(Data records)
- - -

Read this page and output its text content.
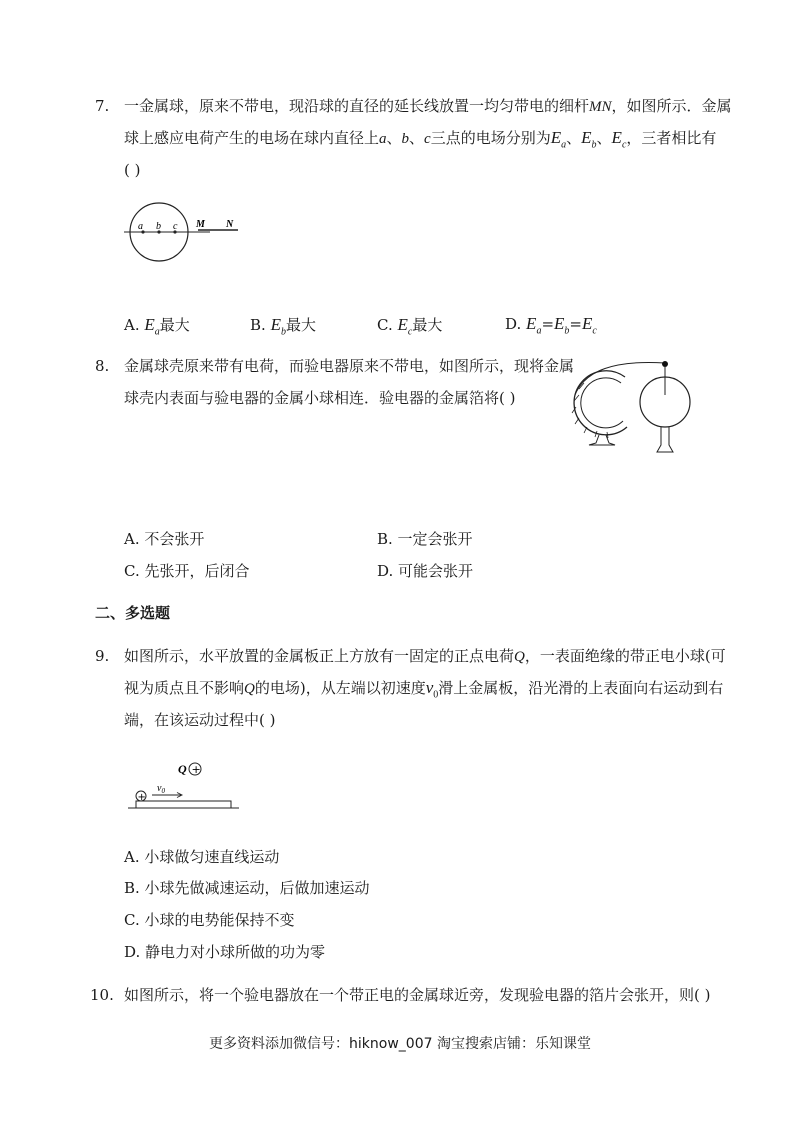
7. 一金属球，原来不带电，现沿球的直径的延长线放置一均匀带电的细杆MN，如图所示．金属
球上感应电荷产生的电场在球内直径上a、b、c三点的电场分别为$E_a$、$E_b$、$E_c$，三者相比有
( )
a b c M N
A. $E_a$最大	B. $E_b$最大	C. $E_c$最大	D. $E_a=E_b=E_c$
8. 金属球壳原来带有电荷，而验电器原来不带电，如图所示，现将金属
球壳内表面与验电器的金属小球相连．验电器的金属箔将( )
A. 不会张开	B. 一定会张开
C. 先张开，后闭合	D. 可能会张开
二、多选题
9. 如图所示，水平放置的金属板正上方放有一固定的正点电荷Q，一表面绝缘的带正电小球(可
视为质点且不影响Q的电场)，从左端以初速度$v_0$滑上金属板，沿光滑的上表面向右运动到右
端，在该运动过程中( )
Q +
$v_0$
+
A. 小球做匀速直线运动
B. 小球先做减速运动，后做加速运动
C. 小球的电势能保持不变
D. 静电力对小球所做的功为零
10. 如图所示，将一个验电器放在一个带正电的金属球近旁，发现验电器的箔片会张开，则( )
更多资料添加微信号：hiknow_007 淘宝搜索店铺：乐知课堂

- - -

▶ Description of the task
Transcribe each line above verbatim, with the pictures left out.

▶ Solution for this exercise
Read this page and output its text content.
7. 一金属球，原来不带电，现沿球的直径的延长线放置一均匀带电的细杆MN，如图所示．金属
球上感应电荷产生的电场在球内直径上a、b、c三点的电场分别为$E_a$、$E_b$、$E_c$，三者相比有
( )
a b c M N
A. $E_a$最大	B. $E_b$最大	C. $E_c$最大	D. $E_a=E_b=E_c$
8. 金属球壳原来带有电荷，而验电器原来不带电，如图所示，现将金属
球壳内表面与验电器的金属小球相连．验电器的金属箔将( )
A. 不会张开	B. 一定会张开
C. 先张开，后闭合	D. 可能会张开
二、多选题
9. 如图所示，水平放置的金属板正上方放有一固定的正点电荷Q，一表面绝缘的带正电小球(可
视为质点且不影响Q的电场)，从左端以初速度$v_0$滑上金属板，沿光滑的上表面向右运动到右
端，在该运动过程中( )
Q +
$v_0$
+
A. 小球做匀速直线运动
B. 小球先做减速运动，后做加速运动
C. 小球的电势能保持不变
D. 静电力对小球所做的功为零
10. 如图所示，将一个验电器放在一个带正电的金属球近旁，发现验电器的箔片会张开，则( )
更多资料添加微信号：hiknow_007 淘宝搜索店铺：乐知课堂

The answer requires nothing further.